Stored entries
⁂

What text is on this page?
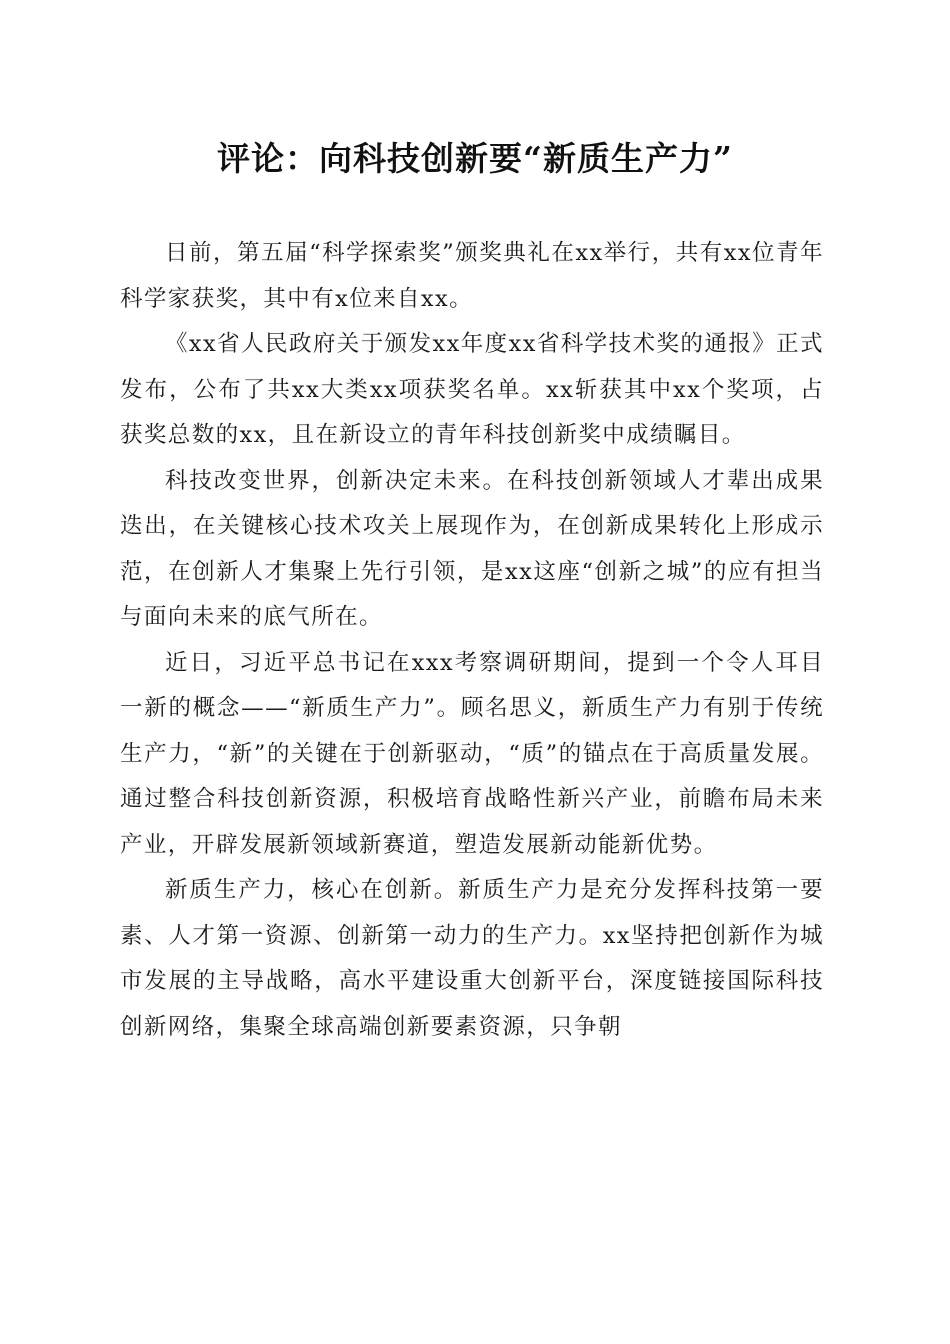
评论：向科技创新要“新质生产力”

日前，第五届“科学探索奖”颁奖典礼在xx举行，共有xx位青年科学家获奖，其中有x位来自xx。

《xx省人民政府关于颁发xx年度xx省科学技术奖的通报》正式发布，公布了共xx大类xx项获奖名单。xx斩获其中xx个奖项，占获奖总数的xx，且在新设立的青年科技创新奖中成绩瞩目。

科技改变世界，创新决定未来。在科技创新领域人才辈出成果迭出，在关键核心技术攻关上展现作为，在创新成果转化上形成示范，在创新人才集聚上先行引领，是xx这座“创新之城”的应有担当与面向未来的底气所在。

近日，习近平总书记在xxx考察调研期间，提到一个令人耳目一新的概念——“新质生产力”。顾名思义，新质生产力有别于传统生产力，“新”的关键在于创新驱动，“质”的锚点在于高质量发展。通过整合科技创新资源，积极培育战略性新兴产业，前瞻布局未来产业，开辟发展新领域新赛道，塑造发展新动能新优势。

新质生产力，核心在创新。新质生产力是充分发挥科技第一要素、人才第一资源、创新第一动力的生产力。xx坚持把创新作为城市发展的主导战略，高水平建设重大创新平台，深度链接国际科技创新网络，集聚全球高端创新要素资源，只争朝
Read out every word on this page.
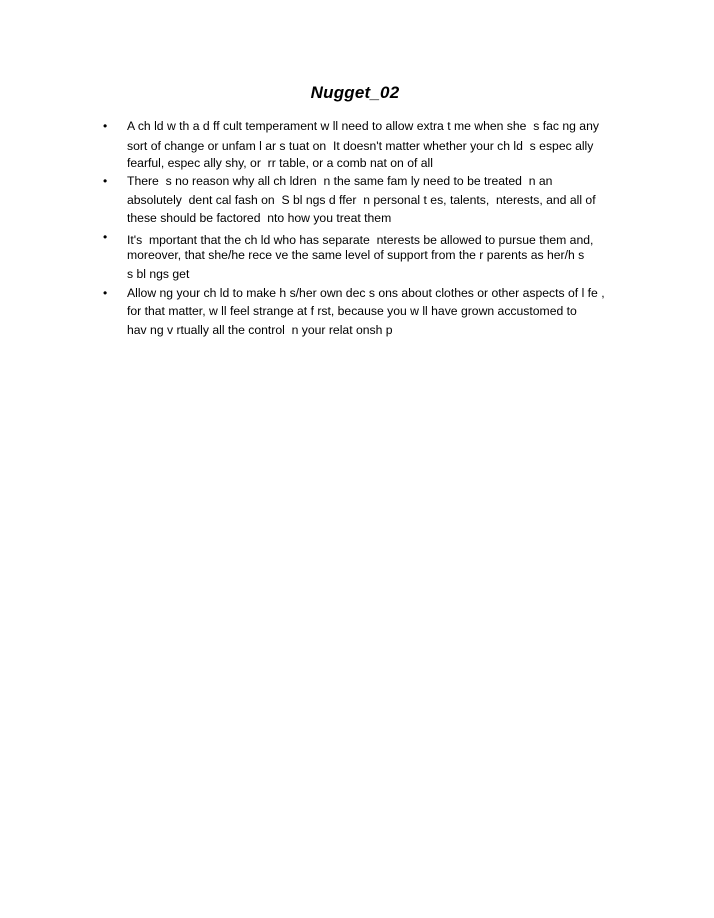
Nugget_02
• A ch ld w th a d ff cult temperament w ll need to allow extra t me when she  s fac ng any
sort of change or unfam l ar s tuat on  It doesn't matter whether your ch ld  s espec ally
fearful, espec ally shy, or  rr table, or a comb nat on of all
• There  s no reason why all ch ldren  n the same fam ly need to be treated  n an
absolutely  dent cal fash on  S bl ngs d ffer  n personal t es, talents,  nterests, and all of
these should be factored  nto how you treat them
• It's  mportant that the ch ld who has separate  nterests be allowed to pursue them and,
moreover, that she/he rece ve the same level of support from the r parents as her/h s
s bl ngs get
• Allow ng your ch ld to make h s/her own dec s ons about clothes or other aspects of l fe ,
for that matter, w ll feel strange at f rst, because you w ll have grown accustomed to
hav ng v rtually all the control  n your relat onsh p
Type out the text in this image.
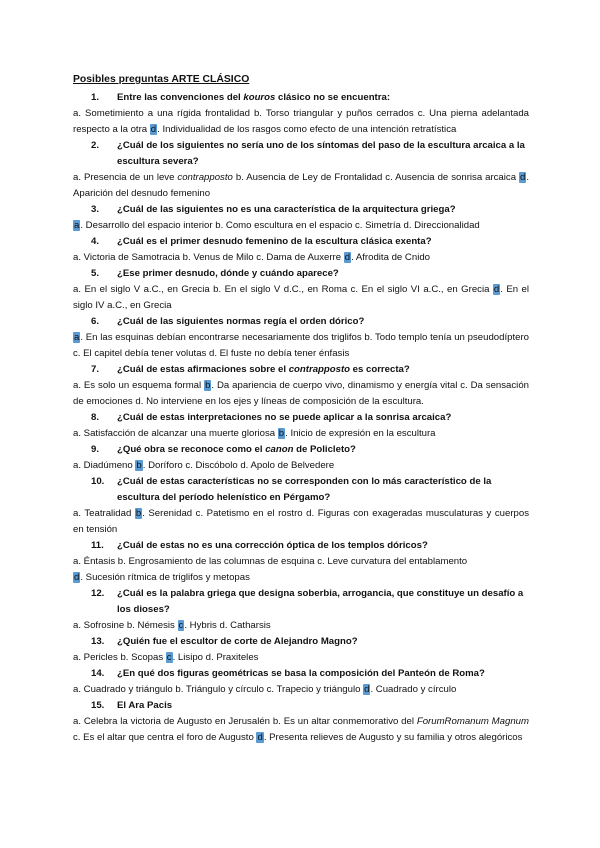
Posibles preguntas ARTE CLÁSICO
1.	Entre las convenciones del kouros clásico no se encuentra:
a. Sometimiento a una rígida frontalidad b. Torso triangular y puños cerrados c. Una pierna adelantada respecto a la otra d. Individualidad de los rasgos como efecto de una intención retratística
2.	¿Cuál de los siguientes no sería uno de los síntomas del paso de la escultura arcaica a la escultura severa?
a. Presencia de un leve contrapposto b. Ausencia de Ley de Frontalidad c. Ausencia de sonrisa arcaica d. Aparición del desnudo femenino
3.	¿Cuál de las siguientes no es una característica de la arquitectura griega?
a. Desarrollo del espacio interior b. Como escultura en el espacio c. Simetría d. Direccionalidad
4.	¿Cuál es el primer desnudo femenino de la escultura clásica exenta?
a. Victoria de Samotracia b. Venus de Milo c. Dama de Auxerre d. Afrodita de Cnido
5.	¿Ese primer desnudo, dónde y cuándo aparece?
a. En el siglo V a.C., en Grecia b. En el siglo V d.C., en Roma c. En el siglo VI a.C., en Grecia d. En el siglo IV a.C., en Grecia
6.	¿Cuál de las siguientes normas regía el orden dórico?
a. En las esquinas debían encontrarse necesariamente dos triglifos b. Todo templo tenía un pseudodíptero c. El capitel debía tener volutas d. El fuste no debía tener énfasis
7.	¿Cuál de estas afirmaciones sobre el contrapposto es correcta?
a. Es solo un esquema formal b. Da apariencia de cuerpo vivo, dinamismo y energía vital c. Da sensación de emociones d. No interviene en los ejes y líneas de composición de la escultura.
8.	¿Cuál de estas interpretaciones no se puede aplicar a la sonrisa arcaica?
a. Satisfacción de alcanzar una muerte gloriosa b. Inicio de expresión en la escultura
9.	¿Qué obra se reconoce como el canon de Policleto?
a. Diadúmeno b. Doríforo c. Discóbolo d. Apolo de Belvedere
10.	¿Cuál de estas características no se corresponden con lo más característico de la escultura del período helenístico en Pérgamo?
a. Teatralidad b. Serenidad c. Patetismo en el rostro d. Figuras con exageradas musculaturas y cuerpos en tensión
11.	¿Cuál de estas no es una corrección óptica de los templos dóricos?
a. Éntasis b. Engrosamiento de las columnas de esquina c. Leve curvatura del entablamento
d. Sucesión rítmica de triglifos y metopas
12.	¿Cuál es la palabra griega que designa soberbia, arrogancia, que constituye un desafío a los dioses?
a. Sofrosine b. Némesis c. Hybris d. Catharsis
13.	¿Quién fue el escultor de corte de Alejandro Magno?
a. Pericles b. Scopas c. Lisipo d. Praxiteles
14.	¿En qué dos figuras geométricas se basa la composición del Panteón de Roma?
a. Cuadrado y triángulo b. Triángulo y círculo c. Trapecio y triángulo d. Cuadrado y círculo
15.	El Ara Pacis
a. Celebra la victoria de Augusto en Jerusalén b. Es un altar conmemorativo del ForumRomanum Magnum c. Es el altar que centra el foro de Augusto d. Presenta relieves de Augusto y su familia y otros alegóricos
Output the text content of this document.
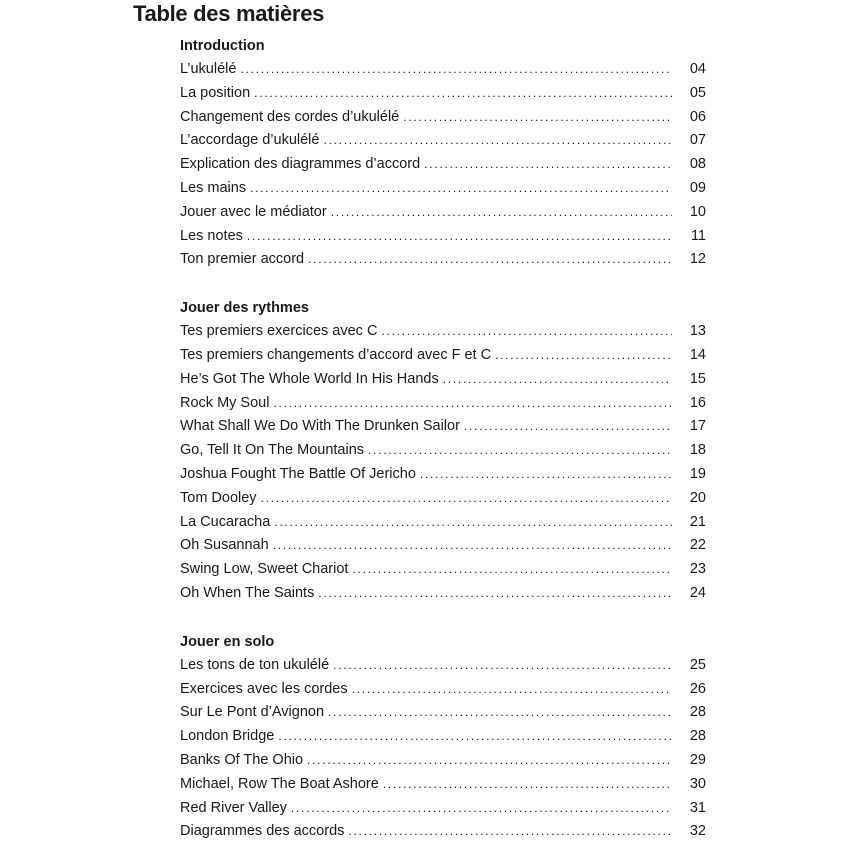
Table des matières
Introduction
L’ukulélé . . .	04
La position . . .	05
Changement des cordes d’ukulélé . . .	06
L’accordage d’ukulélé . . .	07
Explication des diagrammes d’accord . . .	08
Les mains . . .	09
Jouer avec le médiator . . .	10
Les notes . . .	11
Ton premier accord . . .	12
Jouer des rythmes
Tes premiers exercices avec C . . .	13
Tes premiers changements d’accord avec F et C . . .	14
He’s Got The Whole World In His Hands . . .	15
Rock My Soul . . .	16
What Shall We Do With The Drunken Sailor . . .	17
Go, Tell It On The Mountains . . .	18
Joshua Fought The Battle Of Jericho . . .	19
Tom Dooley . . .	20
La Cucaracha . . .	21
Oh Susannah . . .	22
Swing Low, Sweet Chariot . . .	23
Oh When The Saints . . .	24
Jouer en solo
Les tons de ton ukulélé . . .	25
Exercices avec les cordes . . .	26
Sur Le Pont d’Avignon . . .	28
London Bridge . . .	28
Banks Of The Ohio . . .	29
Michael, Row The Boat Ashore . . .	30
Red River Valley . . .	31
Diagrammes des accords . . .	32
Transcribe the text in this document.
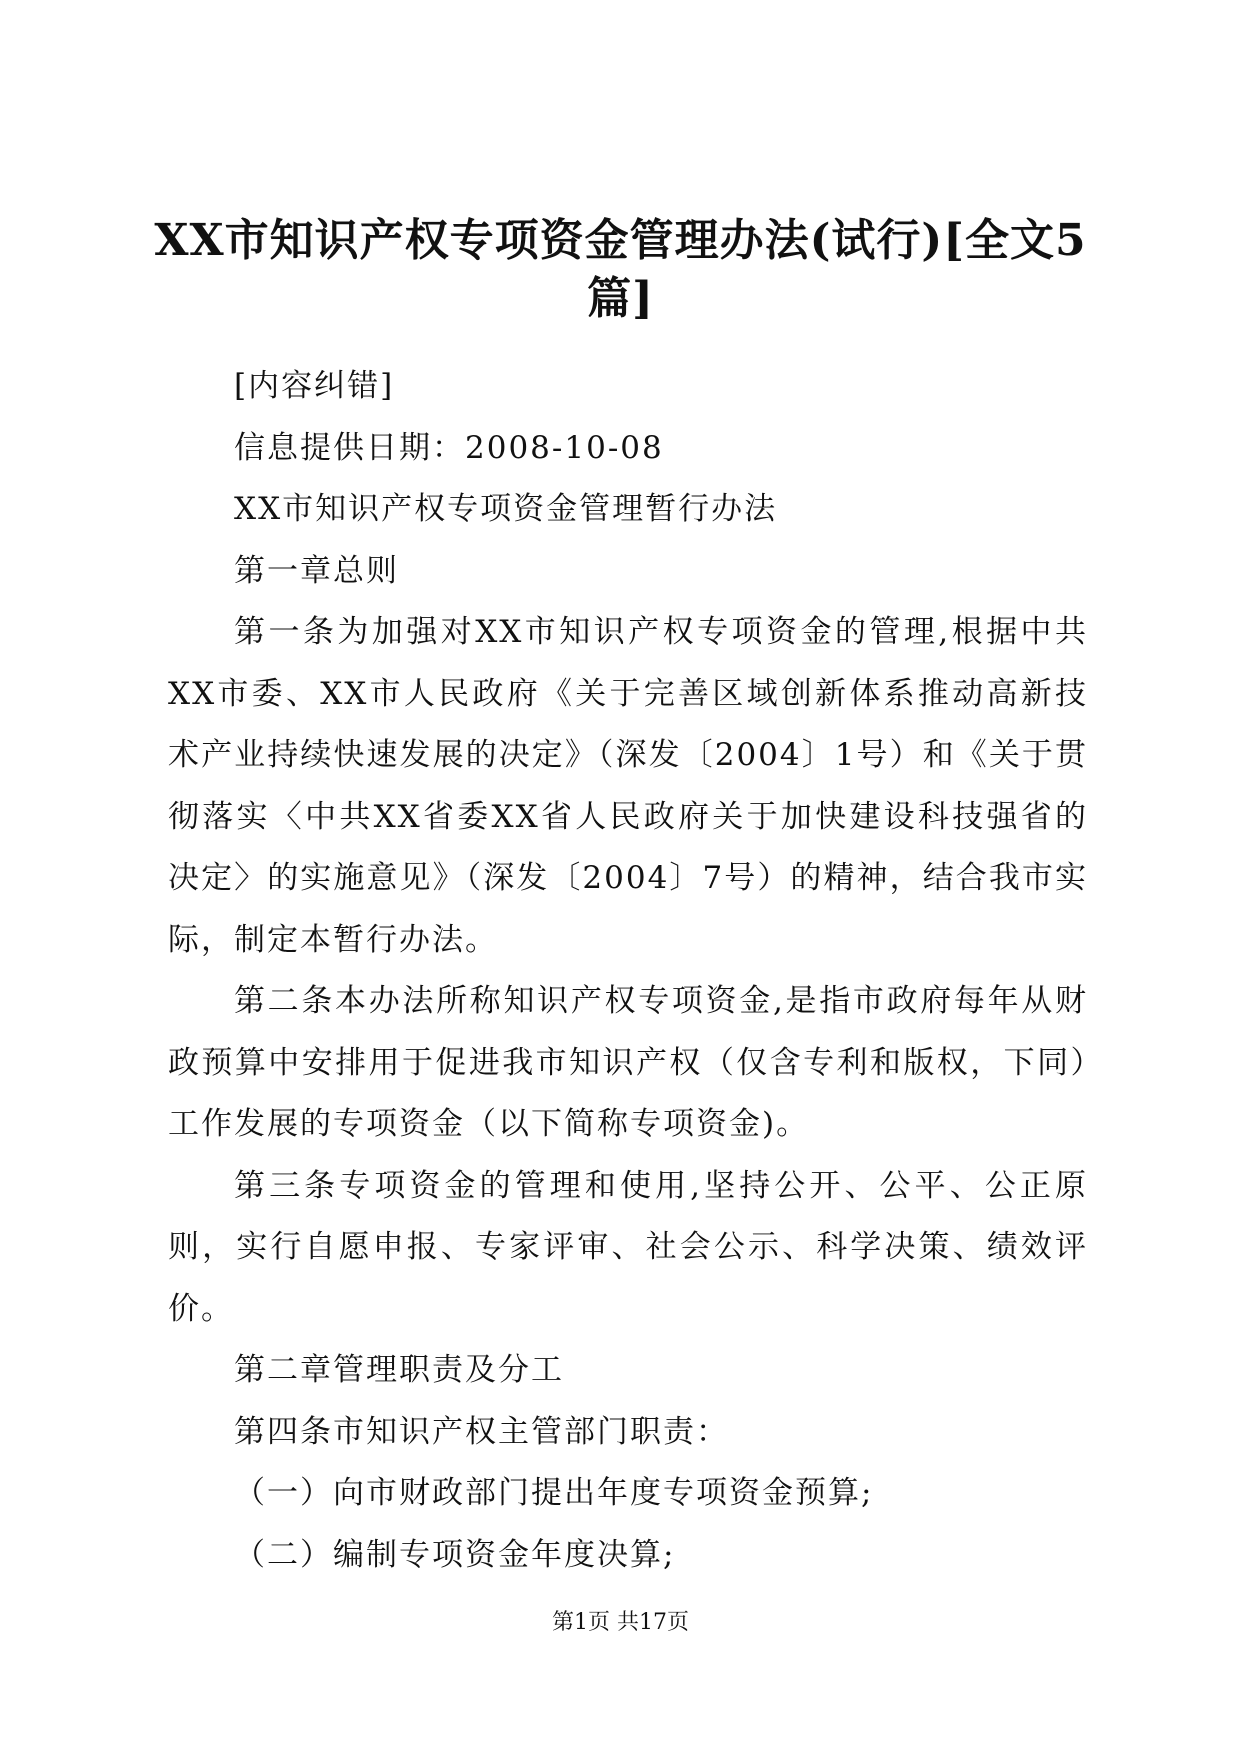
XX市知识产权专项资金管理办法(试行)[全文5篇]

[内容纠错]

信息提供日期：2008-10-08

XX市知识产权专项资金管理暂行办法

第一章总则

第一条为加强对XX市知识产权专项资金的管理,根据中共XX市委、XX市人民政府《关于完善区域创新体系推动高新技术产业持续快速发展的决定》（深发〔2004〕1号）和《关于贯彻落实〈中共XX省委XX省人民政府关于加快建设科技强省的决定〉的实施意见》（深发〔2004〕7号）的精神，结合我市实际，制定本暂行办法。

第二条本办法所称知识产权专项资金,是指市政府每年从财政预算中安排用于促进我市知识产权（仅含专利和版权，下同）工作发展的专项资金（以下简称专项资金)。

第三条专项资金的管理和使用,坚持公开、公平、公正原则，实行自愿申报、专家评审、社会公示、科学决策、绩效评价。

第二章管理职责及分工

第四条市知识产权主管部门职责：

（一）向市财政部门提出年度专项资金预算;

（二）编制专项资金年度决算;

第1页 共17页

⁂

**Instructions to follow**
Please repeat the entries exactly. Do not include the pictures.

**Written answer**
What text is on this page?
评论：向科技创新要“新质生产力”

日前，第五届“科学探索奖”颁奖典礼在xx举行，共有xx位青年科学家获奖，其中有x位来自xx。

《xx省人民政府关于颁发xx年度xx省科学技术奖的通报》正式发布，公布了共xx大类xx项获奖名单。xx斩获其中xx个奖项，占获奖总数的xx，且在新设立的青年科技创新奖中成绩瞩目。

科技改变世界，创新决定未来。在科技创新领域人才辈出成果迭出，在关键核心技术攻关上展现作为，在创新成果转化上形成示范，在创新人才集聚上先行引领，是xx这座“创新之城”的应有担当与面向未来的底气所在。

近日，习近平总书记在xxx考察调研期间，提到一个令人耳目一新的概念——“新质生产力”。顾名思义，新质生产力有别于传统生产力，“新”的关键在于创新驱动，“质”的锚点在于高质量发展。通过整合科技创新资源，积极培育战略性新兴产业，前瞻布局未来产业，开辟发展新领域新赛道，塑造发展新动能新优势。

新质生产力，核心在创新。新质生产力是充分发挥科技第一要素、人才第一资源、创新第一动力的生产力。xx坚持把创新作为城市发展的主导战略，高水平建设重大创新平台，深度链接国际科技创新网络，集聚全球高端创新要素资源，只争朝
Read out every word on this page.
Nugget_02
• A ch ld w th a d ff cult temperament w ll need to allow extra t me when she  s fac ng any
sort of change or unfam l ar s tuat on  It doesn't matter whether your ch ld  s espec ally
fearful, espec ally shy, or  rr table, or a comb nat on of all
• There  s no reason why all ch ldren  n the same fam ly need to be treated  n an
absolutely  dent cal fash on  S bl ngs d ffer  n personal t es, talents,  nterests, and all of
these should be factored  nto how you treat them
• It's  mportant that the ch ld who has separate  nterests be allowed to pursue them and,
moreover, that she/he rece ve the same level of support from the r parents as her/h s
s bl ngs get
• Allow ng your ch ld to make h s/her own dec s ons about clothes or other aspects of l fe ,
for that matter, w ll feel strange at f rst, because you w ll have grown accustomed to
hav ng v rtually all the control  n your relat onsh p
Type out the text in this image.
Posibles preguntas ARTE CLÁSICO
1.	Entre las convenciones del kouros clásico no se encuentra:
a. Sometimiento a una rígida frontalidad b. Torso triangular y puños cerrados c. Una pierna adelantada respecto a la otra d. Individualidad de los rasgos como efecto de una intención retratística
2.	¿Cuál de los siguientes no sería uno de los síntomas del paso de la escultura arcaica a la escultura severa?
a. Presencia de un leve contrapposto b. Ausencia de Ley de Frontalidad c. Ausencia de sonrisa arcaica d. Aparición del desnudo femenino
3.	¿Cuál de las siguientes no es una característica de la arquitectura griega?
a. Desarrollo del espacio interior b. Como escultura en el espacio c. Simetría d. Direccionalidad
4.	¿Cuál es el primer desnudo femenino de la escultura clásica exenta?
a. Victoria de Samotracia b. Venus de Milo c. Dama de Auxerre d. Afrodita de Cnido
5.	¿Ese primer desnudo, dónde y cuándo aparece?
a. En el siglo V a.C., en Grecia b. En el siglo V d.C., en Roma c. En el siglo VI a.C., en Grecia d. En el siglo IV a.C., en Grecia
6.	¿Cuál de las siguientes normas regía el orden dórico?
a. En las esquinas debían encontrarse necesariamente dos triglifos b. Todo templo tenía un pseudodíptero c. El capitel debía tener volutas d. El fuste no debía tener énfasis
7.	¿Cuál de estas afirmaciones sobre el contrapposto es correcta?
a. Es solo un esquema formal b. Da apariencia de cuerpo vivo, dinamismo y energía vital c. Da sensación de emociones d. No interviene en los ejes y líneas de composición de la escultura.
8.	¿Cuál de estas interpretaciones no se puede aplicar a la sonrisa arcaica?
a. Satisfacción de alcanzar una muerte gloriosa b. Inicio de expresión en la escultura
9.	¿Qué obra se reconoce como el canon de Policleto?
a. Diadúmeno b. Doríforo c. Discóbolo d. Apolo de Belvedere
10.	¿Cuál de estas características no se corresponden con lo más característico de la escultura del período helenístico en Pérgamo?
a. Teatralidad b. Serenidad c. Patetismo en el rostro d. Figuras con exageradas musculaturas y cuerpos en tensión
11.	¿Cuál de estas no es una corrección óptica de los templos dóricos?
a. Éntasis b. Engrosamiento de las columnas de esquina c. Leve curvatura del entablamento
d. Sucesión rítmica de triglifos y metopas
12.	¿Cuál es la palabra griega que designa soberbia, arrogancia, que constituye un desafío a los dioses?
a. Sofrosine b. Némesis c. Hybris d. Catharsis
13.	¿Quién fue el escultor de corte de Alejandro Magno?
a. Pericles b. Scopas c. Lisipo d. Praxiteles
14.	¿En qué dos figuras geométricas se basa la composición del Panteón de Roma?
a. Cuadrado y triángulo b. Triángulo y círculo c. Trapecio y triángulo d. Cuadrado y círculo
15.	El Ara Pacis
a. Celebra la victoria de Augusto en Jerusalén b. Es un altar conmemorativo del ForumRomanum Magnum c. Es el altar que centra el foro de Augusto d. Presenta relieves de Augusto y su familia y otros alegóricos
Output the text content of this document.
Table des matières
Introduction
L’ukulélé . . .	04
La position . . .	05
Changement des cordes d’ukulélé . . .	06
L’accordage d’ukulélé . . .	07
Explication des diagrammes d’accord . . .	08
Les mains . . .	09
Jouer avec le médiator . . .	10
Les notes . . .	11
Ton premier accord . . .	12
Jouer des rythmes
Tes premiers exercices avec C . . .	13
Tes premiers changements d’accord avec F et C . . .	14
He’s Got The Whole World In His Hands . . .	15
Rock My Soul . . .	16
What Shall We Do With The Drunken Sailor . . .	17
Go, Tell It On The Mountains . . .	18
Joshua Fought The Battle Of Jericho . . .	19
Tom Dooley . . .	20
La Cucaracha . . .	21
Oh Susannah . . .	22
Swing Low, Sweet Chariot . . .	23
Oh When The Saints . . .	24
Jouer en solo
Les tons de ton ukulélé . . .	25
Exercices avec les cordes . . .	26
Sur Le Pont d’Avignon . . .	28
London Bridge . . .	28
Banks Of The Ohio . . .	29
Michael, Row The Boat Ashore . . .	30
Red River Valley . . .	31
Diagrammes des accords . . .	32
Transcribe the text in this document.
XX市知识产权专项资金管理办法(试行)[全文5篇]

[内容纠错]

信息提供日期：2008-10-08

XX市知识产权专项资金管理暂行办法

第一章总则

第一条为加强对XX市知识产权专项资金的管理,根据中共XX市委、XX市人民政府《关于完善区域创新体系推动高新技术产业持续快速发展的决定》（深发〔2004〕1号）和《关于贯彻落实〈中共XX省委XX省人民政府关于加快建设科技强省的决定〉的实施意见》（深发〔2004〕7号）的精神，结合我市实际，制定本暂行办法。

第二条本办法所称知识产权专项资金,是指市政府每年从财政预算中安排用于促进我市知识产权（仅含专利和版权，下同）工作发展的专项资金（以下简称专项资金)。

第三条专项资金的管理和使用,坚持公开、公平、公正原则，实行自愿申报、专家评审、社会公示、科学决策、绩效评价。

第二章管理职责及分工

第四条市知识产权主管部门职责：

（一）向市财政部门提出年度专项资金预算;

（二）编制专项资金年度决算;

第1页 共17页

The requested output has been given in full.